**REQUIRED TASK**:
Any pictures in the records below should be skipped; write out everything else exactly.

**PROVIDED RECORDS**:
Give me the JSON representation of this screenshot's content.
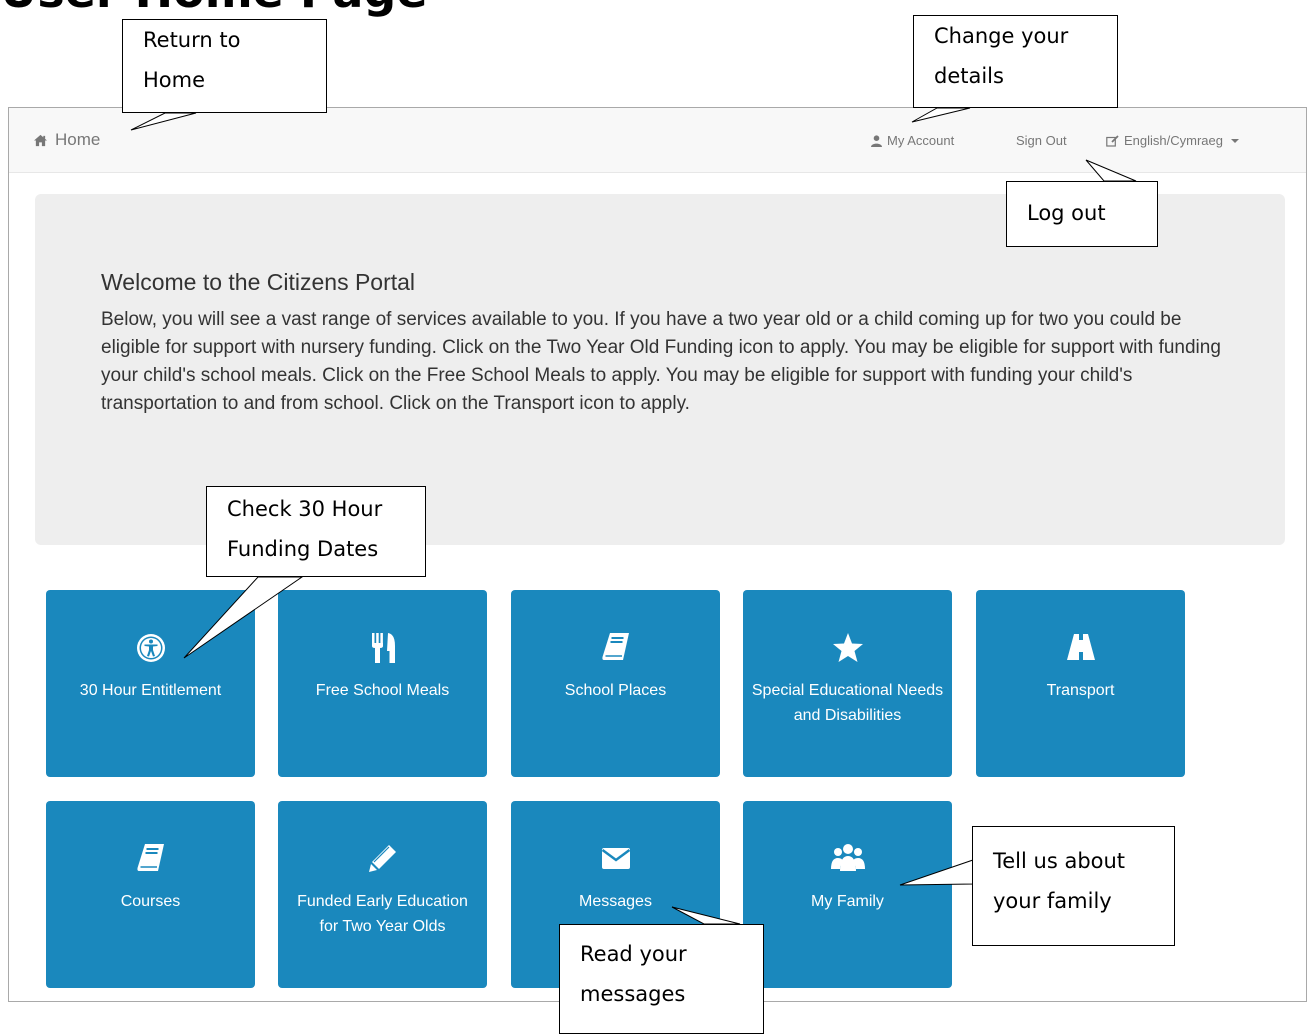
{
  "document": {
    "heading": "User Home Page"
  },
  "navbar": {
    "home": "Home",
    "my_account": "My Account",
    "sign_out": "Sign Out",
    "language": "English/Cymraeg",
    "icons": {
      "home": "home-icon",
      "account": "user-icon",
      "language": "edit-icon"
    }
  },
  "jumbotron": {
    "title": "Welcome to the Citizens Portal",
    "text": "Below, you will see a vast range of services available to you. If you have a two year old or a child coming up for two you could be eligible for support with nursery funding. Click on the Two Year Old Funding icon to apply. You may be eligible for support with funding your child's school meals. Click on the Free School Meals to apply. You may be eligible for support with funding your child's transportation to and from school. Click on the Transport icon to apply."
  },
  "tiles": [
    {
      "label": "30 Hour Entitlement",
      "icon": "accessibility-icon"
    },
    {
      "label": "Free School Meals",
      "icon": "cutlery-icon"
    },
    {
      "label": "School Places",
      "icon": "book-icon"
    },
    {
      "label": "Special Educational Needs and Disabilities",
      "icon": "star-icon"
    },
    {
      "label": "Transport",
      "icon": "road-icon"
    },
    {
      "label": "Courses",
      "icon": "book-icon"
    },
    {
      "label": "Funded Early Education for Two Year Olds",
      "icon": "pencil-icon"
    },
    {
      "label": "Messages",
      "icon": "envelope-icon"
    },
    {
      "label": "My Family",
      "icon": "users-icon"
    }
  ],
  "callouts": {
    "home": [
      "Return to",
      "Home"
    ],
    "details": [
      "Change your",
      "details"
    ],
    "logout": [
      "Log out"
    ],
    "funding": [
      "Check 30 Hour",
      "Funding Dates"
    ],
    "family": [
      "Tell us about",
      "your family"
    ],
    "messages": [
      "Read your",
      "messages"
    ]
  },
  "colors": {
    "tile": "#1a88bd",
    "jumbotron": "#eeeeee",
    "navbar": "#f8f8f8"
  }
}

**THE OUTPUT**:
Give me the JSON representation of this screenshot's content.
{
  "document": {
    "heading": "User Home Page"
  },
  "navbar": {
    "home": "Home",
    "my_account": "My Account",
    "sign_out": "Sign Out",
    "language": "English/Cymraeg",
    "icons": {
      "home": "home-icon",
      "account": "user-icon",
      "language": "edit-icon"
    }
  },
  "jumbotron": {
    "title": "Welcome to the Citizens Portal",
    "text": "Below, you will see a vast range of services available to you. If you have a two year old or a child coming up for two you could be eligible for support with nursery funding. Click on the Two Year Old Funding icon to apply. You may be eligible for support with funding your child's school meals. Click on the Free School Meals to apply. You may be eligible for support with funding your child's transportation to and from school. Click on the Transport icon to apply."
  },
  "tiles": [
    {
      "label": "30 Hour Entitlement",
      "icon": "accessibility-icon"
    },
    {
      "label": "Free School Meals",
      "icon": "cutlery-icon"
    },
    {
      "label": "School Places",
      "icon": "book-icon"
    },
    {
      "label": "Special Educational Needs and Disabilities",
      "icon": "star-icon"
    },
    {
      "label": "Transport",
      "icon": "road-icon"
    },
    {
      "label": "Courses",
      "icon": "book-icon"
    },
    {
      "label": "Funded Early Education for Two Year Olds",
      "icon": "pencil-icon"
    },
    {
      "label": "Messages",
      "icon": "envelope-icon"
    },
    {
      "label": "My Family",
      "icon": "users-icon"
    }
  ],
  "callouts": {
    "home": [
      "Return to",
      "Home"
    ],
    "details": [
      "Change your",
      "details"
    ],
    "logout": [
      "Log out"
    ],
    "funding": [
      "Check 30 Hour",
      "Funding Dates"
    ],
    "family": [
      "Tell us about",
      "your family"
    ],
    "messages": [
      "Read your",
      "messages"
    ]
  },
  "colors": {
    "tile": "#1a88bd",
    "jumbotron": "#eeeeee",
    "navbar": "#f8f8f8"
  }
}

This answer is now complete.